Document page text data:
------------------------------------------------

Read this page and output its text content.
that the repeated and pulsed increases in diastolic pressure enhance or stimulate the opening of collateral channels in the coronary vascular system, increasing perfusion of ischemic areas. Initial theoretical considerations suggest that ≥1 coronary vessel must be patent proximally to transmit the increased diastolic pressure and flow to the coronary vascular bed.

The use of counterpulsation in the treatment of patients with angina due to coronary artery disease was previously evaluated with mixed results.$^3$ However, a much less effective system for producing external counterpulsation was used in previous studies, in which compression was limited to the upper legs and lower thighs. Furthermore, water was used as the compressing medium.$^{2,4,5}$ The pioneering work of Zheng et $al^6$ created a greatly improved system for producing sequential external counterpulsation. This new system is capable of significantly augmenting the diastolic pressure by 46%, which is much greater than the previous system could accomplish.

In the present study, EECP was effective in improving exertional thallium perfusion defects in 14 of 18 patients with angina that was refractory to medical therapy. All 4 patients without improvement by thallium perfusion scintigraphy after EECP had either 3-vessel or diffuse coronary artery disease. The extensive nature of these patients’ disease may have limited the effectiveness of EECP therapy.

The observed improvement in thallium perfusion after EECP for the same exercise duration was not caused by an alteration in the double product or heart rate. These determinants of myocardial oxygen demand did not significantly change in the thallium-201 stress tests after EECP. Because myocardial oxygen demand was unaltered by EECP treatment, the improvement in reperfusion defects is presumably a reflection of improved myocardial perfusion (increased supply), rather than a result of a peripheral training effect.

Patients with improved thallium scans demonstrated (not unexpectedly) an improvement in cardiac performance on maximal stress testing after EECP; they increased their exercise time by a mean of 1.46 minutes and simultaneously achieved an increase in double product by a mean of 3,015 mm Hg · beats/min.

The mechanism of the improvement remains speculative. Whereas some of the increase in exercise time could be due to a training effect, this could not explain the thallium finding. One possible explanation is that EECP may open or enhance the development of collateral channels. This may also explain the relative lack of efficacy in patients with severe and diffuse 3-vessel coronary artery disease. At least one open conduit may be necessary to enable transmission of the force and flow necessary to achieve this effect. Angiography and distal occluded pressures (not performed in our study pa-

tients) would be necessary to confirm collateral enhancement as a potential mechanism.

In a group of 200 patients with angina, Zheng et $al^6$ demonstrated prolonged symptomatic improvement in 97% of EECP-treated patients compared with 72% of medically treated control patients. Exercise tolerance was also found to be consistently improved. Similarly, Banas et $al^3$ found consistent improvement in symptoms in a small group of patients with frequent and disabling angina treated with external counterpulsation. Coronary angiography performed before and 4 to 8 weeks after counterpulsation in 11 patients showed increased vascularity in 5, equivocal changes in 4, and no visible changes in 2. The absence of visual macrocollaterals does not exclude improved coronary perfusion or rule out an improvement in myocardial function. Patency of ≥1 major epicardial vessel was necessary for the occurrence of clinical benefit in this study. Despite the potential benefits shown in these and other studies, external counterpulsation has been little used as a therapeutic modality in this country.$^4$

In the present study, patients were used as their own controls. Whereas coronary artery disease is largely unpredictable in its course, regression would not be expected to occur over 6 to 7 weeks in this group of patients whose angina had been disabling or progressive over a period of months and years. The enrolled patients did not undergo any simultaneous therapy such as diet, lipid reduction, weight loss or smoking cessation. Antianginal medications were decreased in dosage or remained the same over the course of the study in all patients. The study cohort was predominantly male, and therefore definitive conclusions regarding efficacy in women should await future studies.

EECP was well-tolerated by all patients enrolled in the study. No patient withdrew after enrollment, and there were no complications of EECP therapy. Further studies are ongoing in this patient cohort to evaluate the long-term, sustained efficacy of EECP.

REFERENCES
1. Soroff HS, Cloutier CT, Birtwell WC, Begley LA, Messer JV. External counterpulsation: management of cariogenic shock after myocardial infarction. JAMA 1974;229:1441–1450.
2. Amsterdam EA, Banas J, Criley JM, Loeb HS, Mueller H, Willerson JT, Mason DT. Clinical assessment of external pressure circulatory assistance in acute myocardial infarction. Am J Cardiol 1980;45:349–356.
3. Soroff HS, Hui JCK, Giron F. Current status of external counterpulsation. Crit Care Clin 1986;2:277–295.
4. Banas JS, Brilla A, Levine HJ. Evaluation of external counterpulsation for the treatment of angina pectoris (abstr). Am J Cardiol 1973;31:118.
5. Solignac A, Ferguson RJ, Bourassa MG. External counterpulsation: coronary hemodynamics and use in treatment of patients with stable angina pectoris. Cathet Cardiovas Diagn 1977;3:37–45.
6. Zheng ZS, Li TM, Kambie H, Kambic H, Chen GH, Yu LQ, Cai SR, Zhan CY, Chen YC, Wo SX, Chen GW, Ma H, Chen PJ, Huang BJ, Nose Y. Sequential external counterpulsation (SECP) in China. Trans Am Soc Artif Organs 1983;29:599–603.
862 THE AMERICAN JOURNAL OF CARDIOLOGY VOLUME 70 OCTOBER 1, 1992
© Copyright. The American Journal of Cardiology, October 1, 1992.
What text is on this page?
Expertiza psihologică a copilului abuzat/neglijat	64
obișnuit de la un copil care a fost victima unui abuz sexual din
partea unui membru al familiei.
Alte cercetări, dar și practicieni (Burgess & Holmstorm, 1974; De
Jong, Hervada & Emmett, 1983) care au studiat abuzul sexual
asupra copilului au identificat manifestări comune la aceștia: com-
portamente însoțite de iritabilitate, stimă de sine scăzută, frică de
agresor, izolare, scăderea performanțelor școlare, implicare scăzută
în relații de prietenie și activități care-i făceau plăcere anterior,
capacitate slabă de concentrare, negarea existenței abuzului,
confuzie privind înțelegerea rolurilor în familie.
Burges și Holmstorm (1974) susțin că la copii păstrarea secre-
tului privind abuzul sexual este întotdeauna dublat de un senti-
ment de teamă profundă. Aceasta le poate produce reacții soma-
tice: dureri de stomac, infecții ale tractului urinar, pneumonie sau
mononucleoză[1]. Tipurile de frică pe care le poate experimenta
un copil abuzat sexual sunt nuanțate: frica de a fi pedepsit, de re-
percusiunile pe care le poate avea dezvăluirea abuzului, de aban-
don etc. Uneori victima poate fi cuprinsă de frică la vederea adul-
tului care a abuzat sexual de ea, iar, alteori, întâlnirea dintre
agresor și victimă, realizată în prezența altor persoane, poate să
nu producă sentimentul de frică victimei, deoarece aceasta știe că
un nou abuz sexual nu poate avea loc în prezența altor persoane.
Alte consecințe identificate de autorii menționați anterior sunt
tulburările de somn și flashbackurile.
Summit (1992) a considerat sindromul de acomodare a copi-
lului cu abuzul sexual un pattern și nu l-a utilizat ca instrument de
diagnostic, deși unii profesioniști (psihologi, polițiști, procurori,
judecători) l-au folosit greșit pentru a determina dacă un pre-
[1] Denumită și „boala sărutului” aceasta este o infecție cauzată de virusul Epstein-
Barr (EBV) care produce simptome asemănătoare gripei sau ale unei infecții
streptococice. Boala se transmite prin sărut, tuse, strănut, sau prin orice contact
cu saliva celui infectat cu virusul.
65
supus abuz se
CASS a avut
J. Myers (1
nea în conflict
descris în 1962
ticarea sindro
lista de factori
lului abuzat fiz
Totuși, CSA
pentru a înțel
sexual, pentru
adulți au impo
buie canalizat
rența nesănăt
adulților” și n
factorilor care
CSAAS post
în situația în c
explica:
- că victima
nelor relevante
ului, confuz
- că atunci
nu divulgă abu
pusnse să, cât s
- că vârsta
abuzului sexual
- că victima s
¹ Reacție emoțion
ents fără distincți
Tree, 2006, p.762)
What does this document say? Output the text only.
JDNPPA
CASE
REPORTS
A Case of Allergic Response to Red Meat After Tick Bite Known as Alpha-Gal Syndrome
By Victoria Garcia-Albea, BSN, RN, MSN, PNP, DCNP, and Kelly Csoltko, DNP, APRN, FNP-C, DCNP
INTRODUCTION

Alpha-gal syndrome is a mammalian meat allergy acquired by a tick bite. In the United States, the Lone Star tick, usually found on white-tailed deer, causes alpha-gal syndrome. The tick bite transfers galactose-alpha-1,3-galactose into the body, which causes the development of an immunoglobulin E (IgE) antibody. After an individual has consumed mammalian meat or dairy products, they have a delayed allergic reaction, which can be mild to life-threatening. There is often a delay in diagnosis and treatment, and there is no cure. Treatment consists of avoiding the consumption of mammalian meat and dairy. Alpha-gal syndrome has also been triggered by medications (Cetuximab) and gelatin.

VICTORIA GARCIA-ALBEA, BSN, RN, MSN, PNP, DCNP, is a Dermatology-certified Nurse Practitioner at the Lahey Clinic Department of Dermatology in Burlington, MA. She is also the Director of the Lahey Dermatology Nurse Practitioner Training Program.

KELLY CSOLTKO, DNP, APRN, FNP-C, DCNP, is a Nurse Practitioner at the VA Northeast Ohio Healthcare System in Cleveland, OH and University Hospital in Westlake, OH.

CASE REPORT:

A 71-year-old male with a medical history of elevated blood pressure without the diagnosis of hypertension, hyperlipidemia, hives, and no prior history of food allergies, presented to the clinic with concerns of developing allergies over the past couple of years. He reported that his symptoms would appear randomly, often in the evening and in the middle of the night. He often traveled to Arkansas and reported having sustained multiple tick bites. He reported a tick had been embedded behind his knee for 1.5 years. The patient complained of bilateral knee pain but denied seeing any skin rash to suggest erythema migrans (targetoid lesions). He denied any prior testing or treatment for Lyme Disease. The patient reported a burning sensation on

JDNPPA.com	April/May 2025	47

------------------------------------------------

PROBLEM DESCRIPTION -
Copy out each line of the entries where the word "copilului" is found.

RESULT OF THIS EXERCISE -
Expertiza psihologică a copilului abuzat/neglijat	64
asupra copilului au identificat manifestări comune la aceștia: com-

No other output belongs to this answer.